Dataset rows
+++

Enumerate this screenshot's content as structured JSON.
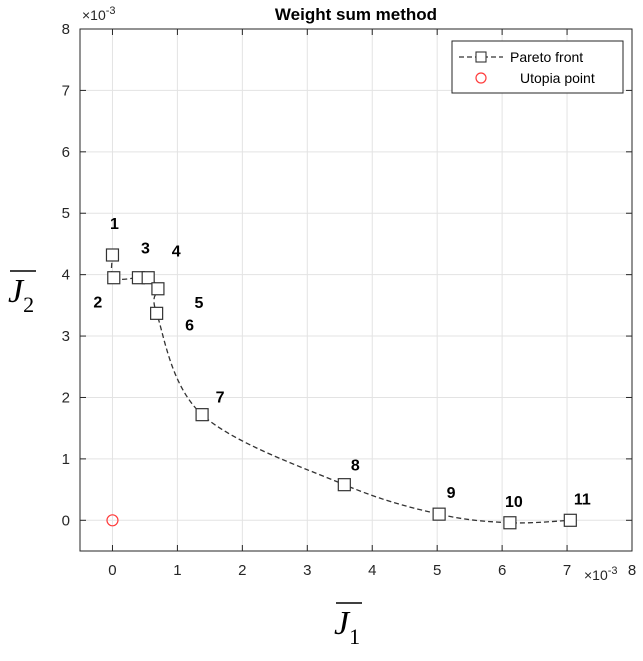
{
  "chart_data": {
    "type": "line",
    "title": "Weight sum method",
    "xlabel": "J",
    "xlabel_subscript": "1",
    "ylabel": "J",
    "ylabel_subscript": "2",
    "x_exponent": "×10",
    "x_exponent_power": "-3",
    "y_exponent": "×10",
    "y_exponent_power": "-3",
    "xlim": [
      -0.5,
      8
    ],
    "ylim": [
      -0.5,
      8
    ],
    "xticks": [
      0,
      1,
      2,
      3,
      4,
      5,
      6,
      7,
      8
    ],
    "yticks": [
      0,
      1,
      2,
      3,
      4,
      5,
      6,
      7,
      8
    ],
    "xtick_labels": [
      "0",
      "1",
      "2",
      "3",
      "4",
      "5",
      "6",
      "7",
      "8"
    ],
    "ytick_labels": [
      "0",
      "1",
      "2",
      "3",
      "4",
      "5",
      "6",
      "7",
      "8"
    ],
    "grid": true,
    "legend_position": "top-right",
    "series": [
      {
        "name": "Pareto front",
        "style": "dashed-square",
        "color": "#333333",
        "x": [
          0.0,
          0.02,
          0.4,
          0.55,
          0.7,
          0.68,
          1.38,
          3.57,
          5.03,
          6.12,
          7.05
        ],
        "y": [
          4.32,
          3.95,
          3.95,
          3.95,
          3.77,
          3.37,
          1.72,
          0.58,
          0.1,
          -0.04,
          0.0
        ],
        "labels": [
          "1",
          "2",
          "3",
          "4",
          "5",
          "6",
          "7",
          "8",
          "9",
          "10",
          "11"
        ]
      },
      {
        "name": "Utopia point",
        "style": "circle",
        "color": "#ff3b3b",
        "x": [
          0.0
        ],
        "y": [
          0.0
        ]
      }
    ]
  }
}
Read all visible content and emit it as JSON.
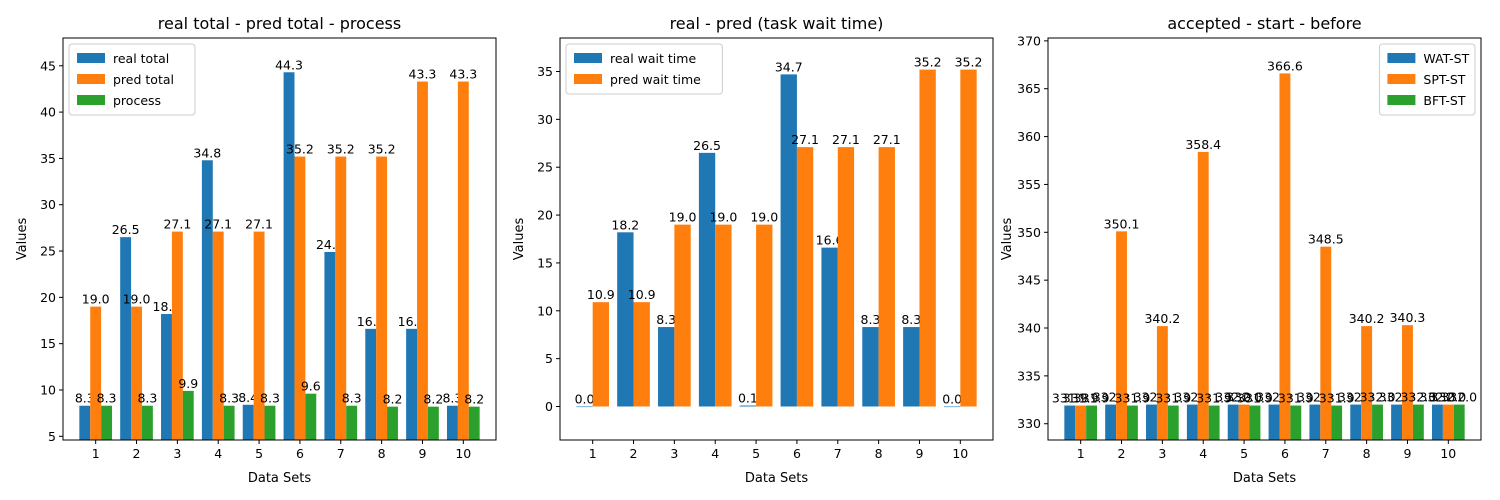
{
  "chart_data": [
    {
      "type": "bar",
      "title": "real total - pred total - process",
      "xlabel": "Data Sets",
      "ylabel": "Values",
      "categories": [
        "1",
        "2",
        "3",
        "4",
        "5",
        "6",
        "7",
        "8",
        "9",
        "10"
      ],
      "ylim": [
        4.6,
        48
      ],
      "yticks": [
        "5",
        "10",
        "15",
        "20",
        "25",
        "30",
        "35",
        "40",
        "45"
      ],
      "legend_position": "top-left",
      "grid": false,
      "series": [
        {
          "name": "real total",
          "color": "#1f77b4",
          "values": [
            8.3,
            26.5,
            18.2,
            34.8,
            8.4,
            44.3,
            24.9,
            16.6,
            16.6,
            8.3
          ],
          "labels": [
            "8.3",
            "26.5",
            "18.2",
            "34.8",
            "8.4",
            "44.3",
            "24.9",
            "16.6",
            "16.6",
            "8.3"
          ]
        },
        {
          "name": "pred total",
          "color": "#ff7f0e",
          "values": [
            19.0,
            19.0,
            27.1,
            27.1,
            27.1,
            35.2,
            35.2,
            35.2,
            43.3,
            43.3
          ],
          "labels": [
            "19.0",
            "19.0",
            "27.1",
            "27.1",
            "27.1",
            "35.2",
            "35.2",
            "35.2",
            "43.3",
            "43.3"
          ]
        },
        {
          "name": "process",
          "color": "#2ca02c",
          "values": [
            8.3,
            8.3,
            9.9,
            8.3,
            8.3,
            9.6,
            8.3,
            8.2,
            8.2,
            8.2
          ],
          "labels": [
            "8.3",
            "8.3",
            "9.9",
            "8.3",
            "8.3",
            "9.6",
            "8.3",
            "8.2",
            "8.2",
            "8.2"
          ]
        }
      ]
    },
    {
      "type": "bar",
      "title": "real - pred (task wait time)",
      "xlabel": "Data Sets",
      "ylabel": "Values",
      "categories": [
        "1",
        "2",
        "3",
        "4",
        "5",
        "6",
        "7",
        "8",
        "9",
        "10"
      ],
      "ylim": [
        -3.5,
        38.5
      ],
      "yticks": [
        "0",
        "5",
        "10",
        "15",
        "20",
        "25",
        "30",
        "35"
      ],
      "legend_position": "top-left",
      "grid": false,
      "series": [
        {
          "name": "real wait time",
          "color": "#1f77b4",
          "values": [
            0.0,
            18.2,
            8.3,
            26.5,
            0.1,
            34.7,
            16.6,
            8.3,
            8.3,
            0.0
          ],
          "labels": [
            "0.0",
            "18.2",
            "8.3",
            "26.5",
            "0.1",
            "34.7",
            "16.6",
            "8.3",
            "8.3",
            "0.0"
          ]
        },
        {
          "name": "pred wait time",
          "color": "#ff7f0e",
          "values": [
            10.9,
            10.9,
            19.0,
            19.0,
            19.0,
            27.1,
            27.1,
            27.1,
            35.2,
            35.2
          ],
          "labels": [
            "10.9",
            "10.9",
            "19.0",
            "19.0",
            "19.0",
            "27.1",
            "27.1",
            "27.1",
            "35.2",
            "35.2"
          ]
        }
      ]
    },
    {
      "type": "bar",
      "title": "accepted - start - before",
      "xlabel": "Data Sets",
      "ylabel": "Values",
      "categories": [
        "1",
        "2",
        "3",
        "4",
        "5",
        "6",
        "7",
        "8",
        "9",
        "10"
      ],
      "ylim": [
        328.3,
        370.3
      ],
      "yticks": [
        "330",
        "335",
        "340",
        "345",
        "350",
        "355",
        "360",
        "365",
        "370"
      ],
      "legend_position": "top-right",
      "grid": false,
      "series": [
        {
          "name": "WAT-ST",
          "color": "#1f77b4",
          "values": [
            331.9,
            332.0,
            332.0,
            332.0,
            332.0,
            332.0,
            332.0,
            332.0,
            332.0,
            332.0
          ],
          "labels": [
            "331.9",
            "332.0",
            "332.0",
            "332.0",
            "332.0",
            "332.0",
            "332.0",
            "332.0",
            "332.0",
            "332.0"
          ]
        },
        {
          "name": "SPT-ST",
          "color": "#ff7f0e",
          "values": [
            331.9,
            350.1,
            340.2,
            358.4,
            332.0,
            366.6,
            348.5,
            340.2,
            340.3,
            332.0
          ],
          "labels": [
            "331.9",
            "350.1",
            "340.2",
            "358.4",
            "332.0",
            "366.6",
            "348.5",
            "340.2",
            "340.3",
            "332.0"
          ]
        },
        {
          "name": "BFT-ST",
          "color": "#2ca02c",
          "values": [
            331.9,
            331.9,
            331.9,
            331.9,
            331.9,
            331.9,
            331.9,
            332.0,
            332.0,
            332.0
          ],
          "labels": [
            "331.9",
            "331.9",
            "331.9",
            "331.9",
            "331.9",
            "331.9",
            "331.9",
            "332.0",
            "332.0",
            "332.0"
          ]
        }
      ]
    }
  ]
}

+++

## Stated exercise
Repeat the listing in full and exactly. Leave any pictures out.

## The solution
Enumerate this screenshot's content as structured JSON.
{
  "chart_data": {
    "type": "line",
    "title": "Weight sum method",
    "xlabel": "J",
    "xlabel_subscript": "1",
    "ylabel": "J",
    "ylabel_subscript": "2",
    "x_exponent": "×10",
    "x_exponent_power": "-3",
    "y_exponent": "×10",
    "y_exponent_power": "-3",
    "xlim": [
      -0.5,
      8
    ],
    "ylim": [
      -0.5,
      8
    ],
    "xticks": [
      0,
      1,
      2,
      3,
      4,
      5,
      6,
      7,
      8
    ],
    "yticks": [
      0,
      1,
      2,
      3,
      4,
      5,
      6,
      7,
      8
    ],
    "xtick_labels": [
      "0",
      "1",
      "2",
      "3",
      "4",
      "5",
      "6",
      "7",
      "8"
    ],
    "ytick_labels": [
      "0",
      "1",
      "2",
      "3",
      "4",
      "5",
      "6",
      "7",
      "8"
    ],
    "grid": true,
    "legend_position": "top-right",
    "series": [
      {
        "name": "Pareto front",
        "style": "dashed-square",
        "color": "#333333",
        "x": [
          0.0,
          0.02,
          0.4,
          0.55,
          0.7,
          0.68,
          1.38,
          3.57,
          5.03,
          6.12,
          7.05
        ],
        "y": [
          4.32,
          3.95,
          3.95,
          3.95,
          3.77,
          3.37,
          1.72,
          0.58,
          0.1,
          -0.04,
          0.0
        ],
        "labels": [
          "1",
          "2",
          "3",
          "4",
          "5",
          "6",
          "7",
          "8",
          "9",
          "10",
          "11"
        ]
      },
      {
        "name": "Utopia point",
        "style": "circle",
        "color": "#ff3b3b",
        "x": [
          0.0
        ],
        "y": [
          0.0
        ]
      }
    ]
  }
}
Read all visible content and emit it as JSON.
{
  "chart_data": [
    {
      "type": "bar",
      "title": "real total - pred total - process",
      "xlabel": "Data Sets",
      "ylabel": "Values",
      "categories": [
        "1",
        "2",
        "3",
        "4",
        "5",
        "6",
        "7",
        "8",
        "9",
        "10"
      ],
      "ylim": [
        4.6,
        48
      ],
      "yticks": [
        "5",
        "10",
        "15",
        "20",
        "25",
        "30",
        "35",
        "40",
        "45"
      ],
      "legend_position": "top-left",
      "grid": false,
      "series": [
        {
          "name": "real total",
          "color": "#1f77b4",
          "values": [
            8.3,
            26.5,
            18.2,
            34.8,
            8.4,
            44.3,
            24.9,
            16.6,
            16.6,
            8.3
          ],
          "labels": [
            "8.3",
            "26.5",
            "18.2",
            "34.8",
            "8.4",
            "44.3",
            "24.9",
            "16.6",
            "16.6",
            "8.3"
          ]
        },
        {
          "name": "pred total",
          "color": "#ff7f0e",
          "values": [
            19.0,
            19.0,
            27.1,
            27.1,
            27.1,
            35.2,
            35.2,
            35.2,
            43.3,
            43.3
          ],
          "labels": [
            "19.0",
            "19.0",
            "27.1",
            "27.1",
            "27.1",
            "35.2",
            "35.2",
            "35.2",
            "43.3",
            "43.3"
          ]
        },
        {
          "name": "process",
          "color": "#2ca02c",
          "values": [
            8.3,
            8.3,
            9.9,
            8.3,
            8.3,
            9.6,
            8.3,
            8.2,
            8.2,
            8.2
          ],
          "labels": [
            "8.3",
            "8.3",
            "9.9",
            "8.3",
            "8.3",
            "9.6",
            "8.3",
            "8.2",
            "8.2",
            "8.2"
          ]
        }
      ]
    },
    {
      "type": "bar",
      "title": "real - pred (task wait time)",
      "xlabel": "Data Sets",
      "ylabel": "Values",
      "categories": [
        "1",
        "2",
        "3",
        "4",
        "5",
        "6",
        "7",
        "8",
        "9",
        "10"
      ],
      "ylim": [
        -3.5,
        38.5
      ],
      "yticks": [
        "0",
        "5",
        "10",
        "15",
        "20",
        "25",
        "30",
        "35"
      ],
      "legend_position": "top-left",
      "grid": false,
      "series": [
        {
          "name": "real wait time",
          "color": "#1f77b4",
          "values": [
            0.0,
            18.2,
            8.3,
            26.5,
            0.1,
            34.7,
            16.6,
            8.3,
            8.3,
            0.0
          ],
          "labels": [
            "0.0",
            "18.2",
            "8.3",
            "26.5",
            "0.1",
            "34.7",
            "16.6",
            "8.3",
            "8.3",
            "0.0"
          ]
        },
        {
          "name": "pred wait time",
          "color": "#ff7f0e",
          "values": [
            10.9,
            10.9,
            19.0,
            19.0,
            19.0,
            27.1,
            27.1,
            27.1,
            35.2,
            35.2
          ],
          "labels": [
            "10.9",
            "10.9",
            "19.0",
            "19.0",
            "19.0",
            "27.1",
            "27.1",
            "27.1",
            "35.2",
            "35.2"
          ]
        }
      ]
    },
    {
      "type": "bar",
      "title": "accepted - start - before",
      "xlabel": "Data Sets",
      "ylabel": "Values",
      "categories": [
        "1",
        "2",
        "3",
        "4",
        "5",
        "6",
        "7",
        "8",
        "9",
        "10"
      ],
      "ylim": [
        328.3,
        370.3
      ],
      "yticks": [
        "330",
        "335",
        "340",
        "345",
        "350",
        "355",
        "360",
        "365",
        "370"
      ],
      "legend_position": "top-right",
      "grid": false,
      "series": [
        {
          "name": "WAT-ST",
          "color": "#1f77b4",
          "values": [
            331.9,
            332.0,
            332.0,
            332.0,
            332.0,
            332.0,
            332.0,
            332.0,
            332.0,
            332.0
          ],
          "labels": [
            "331.9",
            "332.0",
            "332.0",
            "332.0",
            "332.0",
            "332.0",
            "332.0",
            "332.0",
            "332.0",
            "332.0"
          ]
        },
        {
          "name": "SPT-ST",
          "color": "#ff7f0e",
          "values": [
            331.9,
            350.1,
            340.2,
            358.4,
            332.0,
            366.6,
            348.5,
            340.2,
            340.3,
            332.0
          ],
          "labels": [
            "331.9",
            "350.1",
            "340.2",
            "358.4",
            "332.0",
            "366.6",
            "348.5",
            "340.2",
            "340.3",
            "332.0"
          ]
        },
        {
          "name": "BFT-ST",
          "color": "#2ca02c",
          "values": [
            331.9,
            331.9,
            331.9,
            331.9,
            331.9,
            331.9,
            331.9,
            332.0,
            332.0,
            332.0
          ],
          "labels": [
            "331.9",
            "331.9",
            "331.9",
            "331.9",
            "331.9",
            "331.9",
            "331.9",
            "332.0",
            "332.0",
            "332.0"
          ]
        }
      ]
    }
  ]
}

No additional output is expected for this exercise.